## [Objective]
Restate the records below word for word.

## [Dataset content]
::::::::::
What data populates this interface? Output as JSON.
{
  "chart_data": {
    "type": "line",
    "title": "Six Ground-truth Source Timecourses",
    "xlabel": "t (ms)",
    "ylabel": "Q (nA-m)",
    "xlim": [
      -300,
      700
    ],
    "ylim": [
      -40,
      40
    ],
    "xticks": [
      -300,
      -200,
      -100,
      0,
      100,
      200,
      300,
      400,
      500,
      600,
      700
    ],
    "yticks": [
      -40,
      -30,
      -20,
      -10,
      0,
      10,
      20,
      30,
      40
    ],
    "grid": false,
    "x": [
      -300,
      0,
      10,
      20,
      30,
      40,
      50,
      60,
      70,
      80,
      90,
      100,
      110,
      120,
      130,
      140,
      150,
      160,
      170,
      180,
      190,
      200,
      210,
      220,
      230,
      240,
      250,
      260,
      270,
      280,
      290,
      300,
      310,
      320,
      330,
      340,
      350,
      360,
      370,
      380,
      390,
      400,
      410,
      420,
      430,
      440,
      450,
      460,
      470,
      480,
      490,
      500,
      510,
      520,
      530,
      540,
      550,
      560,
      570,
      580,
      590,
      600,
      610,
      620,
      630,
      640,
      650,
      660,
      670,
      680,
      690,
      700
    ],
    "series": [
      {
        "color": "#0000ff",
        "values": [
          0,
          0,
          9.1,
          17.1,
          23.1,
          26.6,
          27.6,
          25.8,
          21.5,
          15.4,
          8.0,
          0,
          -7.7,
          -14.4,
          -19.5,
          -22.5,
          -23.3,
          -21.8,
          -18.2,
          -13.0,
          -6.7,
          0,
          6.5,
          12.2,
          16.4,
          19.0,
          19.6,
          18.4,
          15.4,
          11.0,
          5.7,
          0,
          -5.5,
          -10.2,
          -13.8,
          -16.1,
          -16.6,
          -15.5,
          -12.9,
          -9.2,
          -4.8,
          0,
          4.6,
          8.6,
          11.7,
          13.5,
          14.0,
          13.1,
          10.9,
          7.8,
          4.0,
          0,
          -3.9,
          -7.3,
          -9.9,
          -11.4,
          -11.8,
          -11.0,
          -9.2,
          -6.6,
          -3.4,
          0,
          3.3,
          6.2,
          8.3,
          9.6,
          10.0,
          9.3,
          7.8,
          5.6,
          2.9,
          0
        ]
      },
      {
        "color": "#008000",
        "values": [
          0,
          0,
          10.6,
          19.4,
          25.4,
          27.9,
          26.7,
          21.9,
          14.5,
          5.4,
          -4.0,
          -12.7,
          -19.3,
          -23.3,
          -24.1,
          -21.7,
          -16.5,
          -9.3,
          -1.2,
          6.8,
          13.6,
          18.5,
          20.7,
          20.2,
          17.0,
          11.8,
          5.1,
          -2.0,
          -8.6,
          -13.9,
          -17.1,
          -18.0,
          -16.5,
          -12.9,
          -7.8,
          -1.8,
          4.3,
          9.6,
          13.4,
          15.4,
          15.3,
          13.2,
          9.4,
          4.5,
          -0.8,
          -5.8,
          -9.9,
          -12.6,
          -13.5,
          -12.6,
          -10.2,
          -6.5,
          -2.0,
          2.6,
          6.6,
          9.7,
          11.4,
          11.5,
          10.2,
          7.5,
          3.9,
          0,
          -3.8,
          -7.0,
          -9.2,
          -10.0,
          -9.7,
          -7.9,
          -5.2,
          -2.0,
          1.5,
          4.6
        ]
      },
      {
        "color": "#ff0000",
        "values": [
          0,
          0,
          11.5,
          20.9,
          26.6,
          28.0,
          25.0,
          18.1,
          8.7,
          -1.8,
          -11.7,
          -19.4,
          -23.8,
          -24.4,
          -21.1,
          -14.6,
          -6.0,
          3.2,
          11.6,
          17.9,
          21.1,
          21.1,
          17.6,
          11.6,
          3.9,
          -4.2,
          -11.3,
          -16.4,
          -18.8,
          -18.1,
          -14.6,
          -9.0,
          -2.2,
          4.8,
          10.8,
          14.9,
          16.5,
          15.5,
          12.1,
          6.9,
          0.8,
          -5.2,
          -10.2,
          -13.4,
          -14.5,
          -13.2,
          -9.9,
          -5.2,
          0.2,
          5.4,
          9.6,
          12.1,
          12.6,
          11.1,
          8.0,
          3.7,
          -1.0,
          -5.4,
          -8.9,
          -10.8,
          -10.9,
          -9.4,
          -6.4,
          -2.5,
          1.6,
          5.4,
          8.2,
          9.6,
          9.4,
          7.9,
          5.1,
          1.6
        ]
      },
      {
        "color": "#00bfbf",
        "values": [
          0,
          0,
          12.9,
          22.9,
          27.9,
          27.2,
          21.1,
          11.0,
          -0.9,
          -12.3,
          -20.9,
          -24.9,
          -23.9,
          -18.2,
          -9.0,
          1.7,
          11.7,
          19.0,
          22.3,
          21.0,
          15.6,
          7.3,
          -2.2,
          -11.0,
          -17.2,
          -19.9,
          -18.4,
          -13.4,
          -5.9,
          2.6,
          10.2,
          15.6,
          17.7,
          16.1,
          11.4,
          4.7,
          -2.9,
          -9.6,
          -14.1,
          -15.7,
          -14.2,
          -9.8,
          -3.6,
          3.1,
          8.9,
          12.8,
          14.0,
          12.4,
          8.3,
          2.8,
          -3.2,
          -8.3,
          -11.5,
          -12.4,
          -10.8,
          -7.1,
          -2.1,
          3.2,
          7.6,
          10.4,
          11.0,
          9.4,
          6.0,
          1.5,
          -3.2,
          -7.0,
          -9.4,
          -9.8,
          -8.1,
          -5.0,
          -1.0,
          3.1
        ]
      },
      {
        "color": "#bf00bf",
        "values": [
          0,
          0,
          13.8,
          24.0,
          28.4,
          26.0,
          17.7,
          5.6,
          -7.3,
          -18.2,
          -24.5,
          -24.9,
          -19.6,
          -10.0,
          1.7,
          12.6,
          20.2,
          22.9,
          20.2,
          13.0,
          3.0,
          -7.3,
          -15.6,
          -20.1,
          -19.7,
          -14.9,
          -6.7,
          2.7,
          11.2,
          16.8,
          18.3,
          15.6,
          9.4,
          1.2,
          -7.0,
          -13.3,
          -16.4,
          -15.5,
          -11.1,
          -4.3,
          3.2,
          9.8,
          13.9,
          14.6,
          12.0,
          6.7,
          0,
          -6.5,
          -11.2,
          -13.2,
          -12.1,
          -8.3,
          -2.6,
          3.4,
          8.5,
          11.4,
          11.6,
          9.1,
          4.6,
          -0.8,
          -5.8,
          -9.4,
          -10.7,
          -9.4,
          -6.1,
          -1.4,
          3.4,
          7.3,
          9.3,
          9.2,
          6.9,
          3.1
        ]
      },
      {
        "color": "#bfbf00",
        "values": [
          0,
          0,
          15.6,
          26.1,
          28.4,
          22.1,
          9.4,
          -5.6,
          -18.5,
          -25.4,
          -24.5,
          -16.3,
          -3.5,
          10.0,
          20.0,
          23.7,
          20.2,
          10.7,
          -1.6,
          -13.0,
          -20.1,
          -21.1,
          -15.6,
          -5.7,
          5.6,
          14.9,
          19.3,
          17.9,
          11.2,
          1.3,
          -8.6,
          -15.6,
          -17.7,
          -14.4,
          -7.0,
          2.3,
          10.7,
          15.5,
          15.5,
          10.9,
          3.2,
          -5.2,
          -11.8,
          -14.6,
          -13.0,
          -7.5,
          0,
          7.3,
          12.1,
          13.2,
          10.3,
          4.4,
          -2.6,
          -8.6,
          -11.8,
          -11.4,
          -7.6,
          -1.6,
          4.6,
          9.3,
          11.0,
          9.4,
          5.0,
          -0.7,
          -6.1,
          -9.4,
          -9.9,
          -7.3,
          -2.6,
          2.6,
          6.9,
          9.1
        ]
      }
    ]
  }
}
::::::::::
## [The result]
What data populates this interface? Output as JSON.
{
  "chart_data": {
    "type": "line",
    "title": "Six Ground-truth Source Timecourses",
    "xlabel": "t (ms)",
    "ylabel": "Q (nA-m)",
    "xlim": [
      -300,
      700
    ],
    "ylim": [
      -40,
      40
    ],
    "xticks": [
      -300,
      -200,
      -100,
      0,
      100,
      200,
      300,
      400,
      500,
      600,
      700
    ],
    "yticks": [
      -40,
      -30,
      -20,
      -10,
      0,
      10,
      20,
      30,
      40
    ],
    "grid": false,
    "x": [
      -300,
      0,
      10,
      20,
      30,
      40,
      50,
      60,
      70,
      80,
      90,
      100,
      110,
      120,
      130,
      140,
      150,
      160,
      170,
      180,
      190,
      200,
      210,
      220,
      230,
      240,
      250,
      260,
      270,
      280,
      290,
      300,
      310,
      320,
      330,
      340,
      350,
      360,
      370,
      380,
      390,
      400,
      410,
      420,
      430,
      440,
      450,
      460,
      470,
      480,
      490,
      500,
      510,
      520,
      530,
      540,
      550,
      560,
      570,
      580,
      590,
      600,
      610,
      620,
      630,
      640,
      650,
      660,
      670,
      680,
      690,
      700
    ],
    "series": [
      {
        "color": "#0000ff",
        "values": [
          0,
          0,
          9.1,
          17.1,
          23.1,
          26.6,
          27.6,
          25.8,
          21.5,
          15.4,
          8.0,
          0,
          -7.7,
          -14.4,
          -19.5,
          -22.5,
          -23.3,
          -21.8,
          -18.2,
          -13.0,
          -6.7,
          0,
          6.5,
          12.2,
          16.4,
          19.0,
          19.6,
          18.4,
          15.4,
          11.0,
          5.7,
          0,
          -5.5,
          -10.2,
          -13.8,
          -16.1,
          -16.6,
          -15.5,
          -12.9,
          -9.2,
          -4.8,
          0,
          4.6,
          8.6,
          11.7,
          13.5,
          14.0,
          13.1,
          10.9,
          7.8,
          4.0,
          0,
          -3.9,
          -7.3,
          -9.9,
          -11.4,
          -11.8,
          -11.0,
          -9.2,
          -6.6,
          -3.4,
          0,
          3.3,
          6.2,
          8.3,
          9.6,
          10.0,
          9.3,
          7.8,
          5.6,
          2.9,
          0
        ]
      },
      {
        "color": "#008000",
        "values": [
          0,
          0,
          10.6,
          19.4,
          25.4,
          27.9,
          26.7,
          21.9,
          14.5,
          5.4,
          -4.0,
          -12.7,
          -19.3,
          -23.3,
          -24.1,
          -21.7,
          -16.5,
          -9.3,
          -1.2,
          6.8,
          13.6,
          18.5,
          20.7,
          20.2,
          17.0,
          11.8,
          5.1,
          -2.0,
          -8.6,
          -13.9,
          -17.1,
          -18.0,
          -16.5,
          -12.9,
          -7.8,
          -1.8,
          4.3,
          9.6,
          13.4,
          15.4,
          15.3,
          13.2,
          9.4,
          4.5,
          -0.8,
          -5.8,
          -9.9,
          -12.6,
          -13.5,
          -12.6,
          -10.2,
          -6.5,
          -2.0,
          2.6,
          6.6,
          9.7,
          11.4,
          11.5,
          10.2,
          7.5,
          3.9,
          0,
          -3.8,
          -7.0,
          -9.2,
          -10.0,
          -9.7,
          -7.9,
          -5.2,
          -2.0,
          1.5,
          4.6
        ]
      },
      {
        "color": "#ff0000",
        "values": [
          0,
          0,
          11.5,
          20.9,
          26.6,
          28.0,
          25.0,
          18.1,
          8.7,
          -1.8,
          -11.7,
          -19.4,
          -23.8,
          -24.4,
          -21.1,
          -14.6,
          -6.0,
          3.2,
          11.6,
          17.9,
          21.1,
          21.1,
          17.6,
          11.6,
          3.9,
          -4.2,
          -11.3,
          -16.4,
          -18.8,
          -18.1,
          -14.6,
          -9.0,
          -2.2,
          4.8,
          10.8,
          14.9,
          16.5,
          15.5,
          12.1,
          6.9,
          0.8,
          -5.2,
          -10.2,
          -13.4,
          -14.5,
          -13.2,
          -9.9,
          -5.2,
          0.2,
          5.4,
          9.6,
          12.1,
          12.6,
          11.1,
          8.0,
          3.7,
          -1.0,
          -5.4,
          -8.9,
          -10.8,
          -10.9,
          -9.4,
          -6.4,
          -2.5,
          1.6,
          5.4,
          8.2,
          9.6,
          9.4,
          7.9,
          5.1,
          1.6
        ]
      },
      {
        "color": "#00bfbf",
        "values": [
          0,
          0,
          12.9,
          22.9,
          27.9,
          27.2,
          21.1,
          11.0,
          -0.9,
          -12.3,
          -20.9,
          -24.9,
          -23.9,
          -18.2,
          -9.0,
          1.7,
          11.7,
          19.0,
          22.3,
          21.0,
          15.6,
          7.3,
          -2.2,
          -11.0,
          -17.2,
          -19.9,
          -18.4,
          -13.4,
          -5.9,
          2.6,
          10.2,
          15.6,
          17.7,
          16.1,
          11.4,
          4.7,
          -2.9,
          -9.6,
          -14.1,
          -15.7,
          -14.2,
          -9.8,
          -3.6,
          3.1,
          8.9,
          12.8,
          14.0,
          12.4,
          8.3,
          2.8,
          -3.2,
          -8.3,
          -11.5,
          -12.4,
          -10.8,
          -7.1,
          -2.1,
          3.2,
          7.6,
          10.4,
          11.0,
          9.4,
          6.0,
          1.5,
          -3.2,
          -7.0,
          -9.4,
          -9.8,
          -8.1,
          -5.0,
          -1.0,
          3.1
        ]
      },
      {
        "color": "#bf00bf",
        "values": [
          0,
          0,
          13.8,
          24.0,
          28.4,
          26.0,
          17.7,
          5.6,
          -7.3,
          -18.2,
          -24.5,
          -24.9,
          -19.6,
          -10.0,
          1.7,
          12.6,
          20.2,
          22.9,
          20.2,
          13.0,
          3.0,
          -7.3,
          -15.6,
          -20.1,
          -19.7,
          -14.9,
          -6.7,
          2.7,
          11.2,
          16.8,
          18.3,
          15.6,
          9.4,
          1.2,
          -7.0,
          -13.3,
          -16.4,
          -15.5,
          -11.1,
          -4.3,
          3.2,
          9.8,
          13.9,
          14.6,
          12.0,
          6.7,
          0,
          -6.5,
          -11.2,
          -13.2,
          -12.1,
          -8.3,
          -2.6,
          3.4,
          8.5,
          11.4,
          11.6,
          9.1,
          4.6,
          -0.8,
          -5.8,
          -9.4,
          -10.7,
          -9.4,
          -6.1,
          -1.4,
          3.4,
          7.3,
          9.3,
          9.2,
          6.9,
          3.1
        ]
      },
      {
        "color": "#bfbf00",
        "values": [
          0,
          0,
          15.6,
          26.1,
          28.4,
          22.1,
          9.4,
          -5.6,
          -18.5,
          -25.4,
          -24.5,
          -16.3,
          -3.5,
          10.0,
          20.0,
          23.7,
          20.2,
          10.7,
          -1.6,
          -13.0,
          -20.1,
          -21.1,
          -15.6,
          -5.7,
          5.6,
          14.9,
          19.3,
          17.9,
          11.2,
          1.3,
          -8.6,
          -15.6,
          -17.7,
          -14.4,
          -7.0,
          2.3,
          10.7,
          15.5,
          15.5,
          10.9,
          3.2,
          -5.2,
          -11.8,
          -14.6,
          -13.0,
          -7.5,
          0,
          7.3,
          12.1,
          13.2,
          10.3,
          4.4,
          -2.6,
          -8.6,
          -11.8,
          -11.4,
          -7.6,
          -1.6,
          4.6,
          9.3,
          11.0,
          9.4,
          5.0,
          -0.7,
          -6.1,
          -9.4,
          -9.9,
          -7.3,
          -2.6,
          2.6,
          6.9,
          9.1
        ]
      }
    ]
  }
}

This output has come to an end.